Take each line containing the word "text" and copy it.

(Data entries)
———
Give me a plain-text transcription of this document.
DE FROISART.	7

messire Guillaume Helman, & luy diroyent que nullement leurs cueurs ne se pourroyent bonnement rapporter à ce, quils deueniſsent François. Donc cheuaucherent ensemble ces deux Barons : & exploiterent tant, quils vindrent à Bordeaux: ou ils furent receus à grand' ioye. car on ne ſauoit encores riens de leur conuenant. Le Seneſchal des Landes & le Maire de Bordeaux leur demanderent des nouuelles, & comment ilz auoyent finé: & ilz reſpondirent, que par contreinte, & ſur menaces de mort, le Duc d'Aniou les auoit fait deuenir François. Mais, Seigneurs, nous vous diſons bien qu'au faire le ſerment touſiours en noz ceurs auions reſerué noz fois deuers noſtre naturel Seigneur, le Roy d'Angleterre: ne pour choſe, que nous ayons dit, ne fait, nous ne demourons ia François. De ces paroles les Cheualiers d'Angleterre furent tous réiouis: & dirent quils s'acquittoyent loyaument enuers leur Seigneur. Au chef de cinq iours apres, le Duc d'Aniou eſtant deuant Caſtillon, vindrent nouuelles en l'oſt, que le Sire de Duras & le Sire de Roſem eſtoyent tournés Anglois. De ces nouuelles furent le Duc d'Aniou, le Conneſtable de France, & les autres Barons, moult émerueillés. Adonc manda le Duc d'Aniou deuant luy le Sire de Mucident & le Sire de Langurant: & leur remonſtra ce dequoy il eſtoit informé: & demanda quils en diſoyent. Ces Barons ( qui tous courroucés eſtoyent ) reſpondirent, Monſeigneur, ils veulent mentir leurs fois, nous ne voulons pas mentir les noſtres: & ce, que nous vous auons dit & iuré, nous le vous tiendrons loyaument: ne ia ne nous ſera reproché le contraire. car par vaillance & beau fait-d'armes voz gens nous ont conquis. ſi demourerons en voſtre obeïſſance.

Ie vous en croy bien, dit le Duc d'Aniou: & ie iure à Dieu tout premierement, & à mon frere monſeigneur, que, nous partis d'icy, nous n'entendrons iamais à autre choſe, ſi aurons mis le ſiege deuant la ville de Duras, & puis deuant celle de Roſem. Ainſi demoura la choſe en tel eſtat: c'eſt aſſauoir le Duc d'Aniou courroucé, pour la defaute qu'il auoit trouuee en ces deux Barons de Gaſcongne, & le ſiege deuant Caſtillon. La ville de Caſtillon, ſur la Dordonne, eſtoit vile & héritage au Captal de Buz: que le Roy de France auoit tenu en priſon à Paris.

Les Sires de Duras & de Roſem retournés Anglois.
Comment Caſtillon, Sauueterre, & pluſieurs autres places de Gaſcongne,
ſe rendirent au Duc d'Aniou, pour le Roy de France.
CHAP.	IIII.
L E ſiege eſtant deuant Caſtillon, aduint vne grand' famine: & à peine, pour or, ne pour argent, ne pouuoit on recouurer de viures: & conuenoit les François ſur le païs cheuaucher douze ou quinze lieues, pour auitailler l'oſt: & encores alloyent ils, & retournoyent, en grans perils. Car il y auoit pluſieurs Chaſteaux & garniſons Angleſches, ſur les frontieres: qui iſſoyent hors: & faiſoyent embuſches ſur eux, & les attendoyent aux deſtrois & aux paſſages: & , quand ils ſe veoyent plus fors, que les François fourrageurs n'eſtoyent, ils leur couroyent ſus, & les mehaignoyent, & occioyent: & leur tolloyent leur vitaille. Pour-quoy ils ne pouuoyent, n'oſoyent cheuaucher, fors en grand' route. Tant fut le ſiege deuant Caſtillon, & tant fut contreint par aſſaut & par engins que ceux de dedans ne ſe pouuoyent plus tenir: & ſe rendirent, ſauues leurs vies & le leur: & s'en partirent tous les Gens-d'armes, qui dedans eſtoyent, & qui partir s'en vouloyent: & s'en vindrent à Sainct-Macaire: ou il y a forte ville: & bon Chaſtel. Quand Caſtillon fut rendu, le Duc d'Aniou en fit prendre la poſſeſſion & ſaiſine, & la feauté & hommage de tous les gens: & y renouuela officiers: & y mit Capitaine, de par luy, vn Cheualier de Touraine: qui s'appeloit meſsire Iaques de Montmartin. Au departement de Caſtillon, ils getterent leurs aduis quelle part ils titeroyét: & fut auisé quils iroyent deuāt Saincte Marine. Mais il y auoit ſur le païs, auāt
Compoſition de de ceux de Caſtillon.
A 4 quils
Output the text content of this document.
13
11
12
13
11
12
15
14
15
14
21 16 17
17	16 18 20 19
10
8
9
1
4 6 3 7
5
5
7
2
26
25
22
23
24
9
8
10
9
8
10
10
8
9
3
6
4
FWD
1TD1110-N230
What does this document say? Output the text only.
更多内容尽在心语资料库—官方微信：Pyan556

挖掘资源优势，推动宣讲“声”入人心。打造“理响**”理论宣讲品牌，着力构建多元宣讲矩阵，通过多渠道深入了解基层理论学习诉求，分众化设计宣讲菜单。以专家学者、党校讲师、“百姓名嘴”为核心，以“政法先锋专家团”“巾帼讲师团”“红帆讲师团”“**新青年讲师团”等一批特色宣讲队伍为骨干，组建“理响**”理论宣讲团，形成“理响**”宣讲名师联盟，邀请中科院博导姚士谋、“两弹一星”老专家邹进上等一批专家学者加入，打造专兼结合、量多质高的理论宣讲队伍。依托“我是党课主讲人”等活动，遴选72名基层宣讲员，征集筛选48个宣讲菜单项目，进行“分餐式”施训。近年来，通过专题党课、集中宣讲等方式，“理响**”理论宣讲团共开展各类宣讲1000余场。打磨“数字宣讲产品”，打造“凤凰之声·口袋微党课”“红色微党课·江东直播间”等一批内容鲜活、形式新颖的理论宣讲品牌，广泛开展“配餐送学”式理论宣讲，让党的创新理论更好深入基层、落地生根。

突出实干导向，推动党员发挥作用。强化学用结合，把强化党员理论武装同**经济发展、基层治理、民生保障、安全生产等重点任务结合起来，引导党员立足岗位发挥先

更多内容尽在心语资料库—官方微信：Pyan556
———
(Task response)
Give me a plain-text transcription of this document.
Output the text content of this document.
What does this document say? Output the text only.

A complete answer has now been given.